=== Task goal ===
Gather up every line that includes the string "name".

— start Information shown —

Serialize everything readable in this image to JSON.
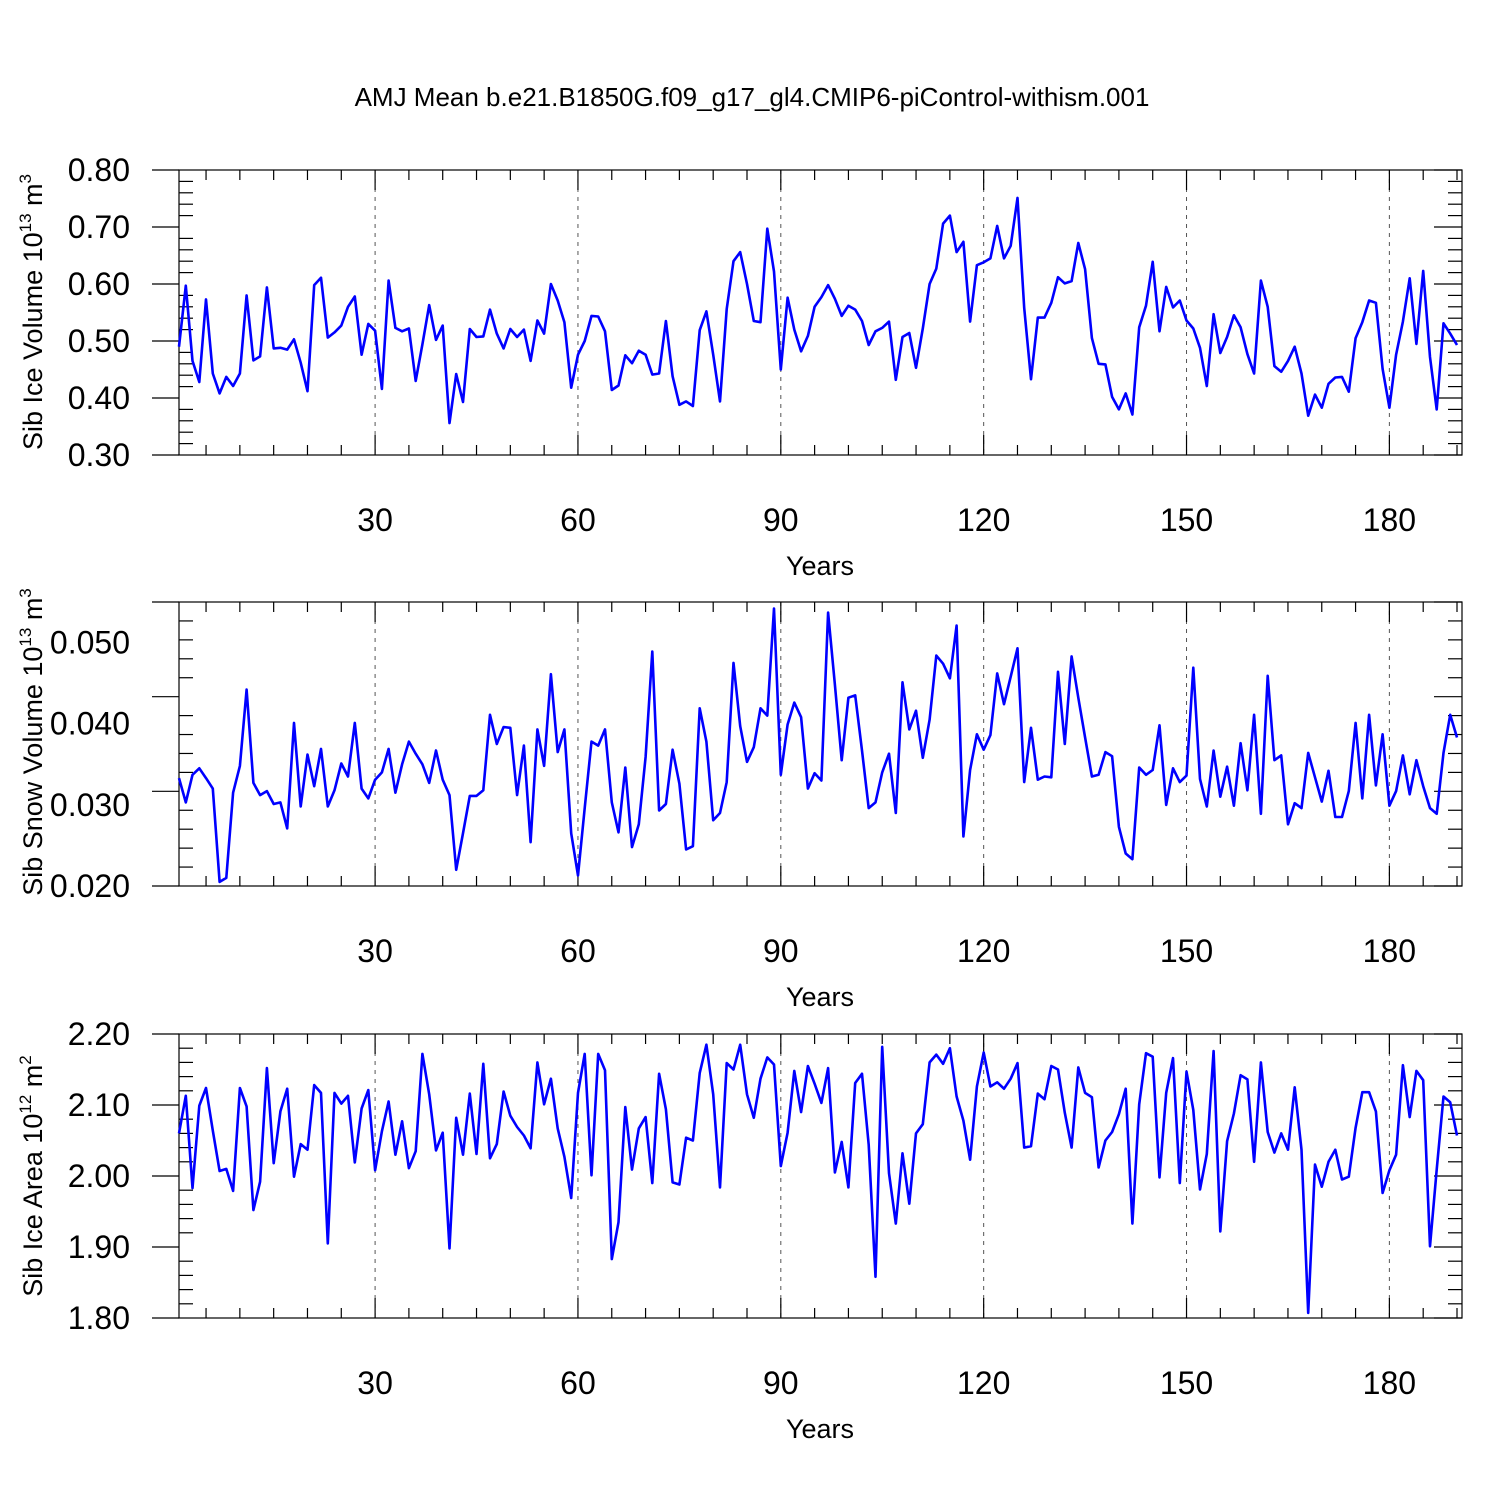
{
  "figure_title": "AMJ Mean b.e21.B1850G.f09_g17_gl4.CMIP6-piControl-withism.001",
  "colors": {
    "series": "#0000ff",
    "grid": "#555555",
    "axis": "#000000"
  },
  "chart_data": [
    {
      "type": "line",
      "name": "ice-volume",
      "xlabel": "Years",
      "ylabel_main": "Sib Ice Volume 10",
      "ylabel_exp1": "13",
      "ylabel_unit": " m",
      "ylabel_exp2": "3",
      "xlim": [
        1,
        190
      ],
      "ylim": [
        0.3,
        0.8
      ],
      "xticks": [
        30,
        60,
        90,
        120,
        150,
        180
      ],
      "xtick_labels": [
        "30",
        "60",
        "90",
        "120",
        "150",
        "180"
      ],
      "yticks": [
        0.3,
        0.4,
        0.5,
        0.6,
        0.7,
        0.8
      ],
      "ytick_labels": [
        "0.30",
        "0.40",
        "0.50",
        "0.60",
        "0.70",
        "0.80"
      ],
      "x_start": 1,
      "values": [
        0.49,
        0.597,
        0.465,
        0.428,
        0.573,
        0.443,
        0.408,
        0.437,
        0.421,
        0.443,
        0.58,
        0.466,
        0.473,
        0.594,
        0.487,
        0.488,
        0.485,
        0.503,
        0.462,
        0.412,
        0.598,
        0.611,
        0.506,
        0.515,
        0.527,
        0.56,
        0.578,
        0.476,
        0.53,
        0.518,
        0.416,
        0.606,
        0.523,
        0.517,
        0.522,
        0.43,
        0.494,
        0.563,
        0.502,
        0.527,
        0.356,
        0.442,
        0.393,
        0.521,
        0.507,
        0.508,
        0.555,
        0.513,
        0.487,
        0.521,
        0.507,
        0.52,
        0.465,
        0.536,
        0.513,
        0.6,
        0.571,
        0.533,
        0.418,
        0.476,
        0.5,
        0.544,
        0.543,
        0.517,
        0.414,
        0.422,
        0.475,
        0.461,
        0.483,
        0.476,
        0.441,
        0.443,
        0.535,
        0.438,
        0.388,
        0.394,
        0.386,
        0.519,
        0.552,
        0.476,
        0.394,
        0.556,
        0.64,
        0.656,
        0.6,
        0.535,
        0.533,
        0.697,
        0.622,
        0.45,
        0.576,
        0.52,
        0.482,
        0.509,
        0.56,
        0.577,
        0.598,
        0.574,
        0.544,
        0.562,
        0.555,
        0.535,
        0.493,
        0.517,
        0.523,
        0.534,
        0.432,
        0.507,
        0.514,
        0.453,
        0.522,
        0.6,
        0.627,
        0.706,
        0.72,
        0.656,
        0.674,
        0.534,
        0.633,
        0.638,
        0.645,
        0.702,
        0.645,
        0.667,
        0.751,
        0.558,
        0.433,
        0.541,
        0.541,
        0.567,
        0.612,
        0.601,
        0.605,
        0.672,
        0.626,
        0.505,
        0.46,
        0.459,
        0.402,
        0.38,
        0.408,
        0.371,
        0.524,
        0.562,
        0.639,
        0.517,
        0.595,
        0.559,
        0.571,
        0.536,
        0.522,
        0.488,
        0.421,
        0.547,
        0.479,
        0.507,
        0.545,
        0.524,
        0.477,
        0.443,
        0.606,
        0.56,
        0.456,
        0.446,
        0.465,
        0.49,
        0.443,
        0.369,
        0.406,
        0.383,
        0.425,
        0.436,
        0.437,
        0.411,
        0.505,
        0.533,
        0.571,
        0.567,
        0.451,
        0.383,
        0.476,
        0.534,
        0.61,
        0.495,
        0.623,
        0.472,
        0.38,
        0.531,
        0.513,
        0.493
      ]
    },
    {
      "type": "line",
      "name": "snow-volume",
      "xlabel": "Years",
      "ylabel_main": "Sib Snow Volume 10",
      "ylabel_exp1": "13",
      "ylabel_unit": " m",
      "ylabel_exp2": "3",
      "xlim": [
        1,
        190
      ],
      "ylim": [
        0.02,
        0.055
      ],
      "xticks": [
        30,
        60,
        90,
        120,
        150,
        180
      ],
      "xtick_labels": [
        "30",
        "60",
        "90",
        "120",
        "150",
        "180"
      ],
      "yticks": [
        0.02,
        0.03,
        0.04,
        0.05
      ],
      "ytick_labels": [
        "0.020",
        "0.030",
        "0.040",
        "0.050"
      ],
      "x_start": 1,
      "values": [
        0.0333,
        0.0303,
        0.0337,
        0.0345,
        0.0333,
        0.032,
        0.0205,
        0.021,
        0.0315,
        0.0348,
        0.0442,
        0.0327,
        0.0312,
        0.0317,
        0.0301,
        0.0303,
        0.0271,
        0.0401,
        0.0298,
        0.0362,
        0.0323,
        0.0369,
        0.0298,
        0.0318,
        0.0351,
        0.0335,
        0.0401,
        0.032,
        0.0308,
        0.0331,
        0.034,
        0.0369,
        0.0315,
        0.035,
        0.0378,
        0.0363,
        0.035,
        0.0327,
        0.0367,
        0.0331,
        0.0312,
        0.022,
        0.0265,
        0.0311,
        0.0311,
        0.0318,
        0.0411,
        0.0375,
        0.0396,
        0.0395,
        0.0312,
        0.0373,
        0.0254,
        0.0393,
        0.0348,
        0.0461,
        0.0365,
        0.0393,
        0.0265,
        0.0213,
        0.0296,
        0.0378,
        0.0373,
        0.0393,
        0.0303,
        0.0266,
        0.0346,
        0.0248,
        0.0276,
        0.0359,
        0.0489,
        0.0293,
        0.0301,
        0.0368,
        0.0326,
        0.0245,
        0.0249,
        0.0419,
        0.0378,
        0.0281,
        0.029,
        0.0328,
        0.0475,
        0.0397,
        0.0353,
        0.0371,
        0.0419,
        0.041,
        0.0542,
        0.0337,
        0.0399,
        0.0426,
        0.0408,
        0.032,
        0.0339,
        0.033,
        0.0537,
        0.0448,
        0.0355,
        0.0432,
        0.0435,
        0.0367,
        0.0296,
        0.0303,
        0.034,
        0.0363,
        0.029,
        0.0451,
        0.0393,
        0.0416,
        0.0358,
        0.0405,
        0.0484,
        0.0474,
        0.0456,
        0.0521,
        0.0261,
        0.0343,
        0.0387,
        0.0368,
        0.0386,
        0.0462,
        0.0424,
        0.0458,
        0.0493,
        0.0328,
        0.0395,
        0.0331,
        0.0335,
        0.0334,
        0.0464,
        0.0375,
        0.0483,
        0.0432,
        0.0383,
        0.0335,
        0.0337,
        0.0365,
        0.036,
        0.0273,
        0.024,
        0.0233,
        0.0346,
        0.0337,
        0.0343,
        0.0398,
        0.03,
        0.0345,
        0.0328,
        0.0336,
        0.0469,
        0.0332,
        0.0298,
        0.0367,
        0.031,
        0.0347,
        0.0299,
        0.0376,
        0.0318,
        0.0411,
        0.0289,
        0.0459,
        0.0355,
        0.0361,
        0.0276,
        0.0302,
        0.0296,
        0.0364,
        0.0334,
        0.0304,
        0.0342,
        0.0285,
        0.0285,
        0.0317,
        0.0401,
        0.0308,
        0.0411,
        0.0324,
        0.0387,
        0.0299,
        0.0317,
        0.0361,
        0.0313,
        0.0355,
        0.0323,
        0.0296,
        0.0289,
        0.0364,
        0.0411,
        0.0383
      ]
    },
    {
      "type": "line",
      "name": "ice-area",
      "xlabel": "Years",
      "ylabel_main": "Sib Ice Area 10",
      "ylabel_exp1": "12",
      "ylabel_unit": " m",
      "ylabel_exp2": "2",
      "xlim": [
        1,
        190
      ],
      "ylim": [
        1.8,
        2.2
      ],
      "xticks": [
        30,
        60,
        90,
        120,
        150,
        180
      ],
      "xtick_labels": [
        "30",
        "60",
        "90",
        "120",
        "150",
        "180"
      ],
      "yticks": [
        1.8,
        1.9,
        2.0,
        2.1,
        2.2
      ],
      "ytick_labels": [
        "1.80",
        "1.90",
        "2.00",
        "2.10",
        "2.20"
      ],
      "x_start": 1,
      "values": [
        2.06,
        2.113,
        1.983,
        2.099,
        2.124,
        2.064,
        2.007,
        2.01,
        1.979,
        2.124,
        2.098,
        1.952,
        1.992,
        2.152,
        2.018,
        2.091,
        2.123,
        1.999,
        2.045,
        2.037,
        2.128,
        2.117,
        1.905,
        2.117,
        2.102,
        2.113,
        2.019,
        2.095,
        2.121,
        2.008,
        2.063,
        2.105,
        2.03,
        2.077,
        2.011,
        2.035,
        2.172,
        2.115,
        2.036,
        2.061,
        1.898,
        2.082,
        2.03,
        2.116,
        2.031,
        2.158,
        2.025,
        2.045,
        2.119,
        2.085,
        2.069,
        2.057,
        2.039,
        2.16,
        2.101,
        2.137,
        2.067,
        2.027,
        1.969,
        2.117,
        2.172,
        2.001,
        2.172,
        2.149,
        1.883,
        1.935,
        2.097,
        2.009,
        2.067,
        2.083,
        1.99,
        2.144,
        2.094,
        1.991,
        1.988,
        2.054,
        2.05,
        2.145,
        2.185,
        2.115,
        1.984,
        2.159,
        2.15,
        2.185,
        2.115,
        2.082,
        2.137,
        2.167,
        2.157,
        2.014,
        2.061,
        2.148,
        2.09,
        2.155,
        2.13,
        2.103,
        2.152,
        2.005,
        2.048,
        1.984,
        2.131,
        2.144,
        2.044,
        1.858,
        2.182,
        2.004,
        1.933,
        2.032,
        1.961,
        2.06,
        2.073,
        2.16,
        2.171,
        2.158,
        2.18,
        2.112,
        2.078,
        2.023,
        2.126,
        2.174,
        2.126,
        2.132,
        2.123,
        2.137,
        2.159,
        2.04,
        2.042,
        2.116,
        2.108,
        2.155,
        2.15,
        2.089,
        2.04,
        2.153,
        2.117,
        2.111,
        2.012,
        2.05,
        2.062,
        2.087,
        2.123,
        1.933,
        2.101,
        2.173,
        2.168,
        1.998,
        2.117,
        2.166,
        1.99,
        2.147,
        2.093,
        1.981,
        2.031,
        2.176,
        1.922,
        2.049,
        2.088,
        2.142,
        2.136,
        2.02,
        2.16,
        2.062,
        2.033,
        2.06,
        2.037,
        2.125,
        2.037,
        1.807,
        2.016,
        1.985,
        2.02,
        2.037,
        1.995,
        1.999,
        2.068,
        2.118,
        2.118,
        2.091,
        1.976,
        2.008,
        2.03,
        2.156,
        2.083,
        2.148,
        2.135,
        1.901,
        2.009,
        2.112,
        2.104,
        2.057
      ]
    }
  ]
}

— end Information shown —

=== The completed task ===
      "name": "ice-volume",
      "name": "snow-volume",
      "name": "ice-area",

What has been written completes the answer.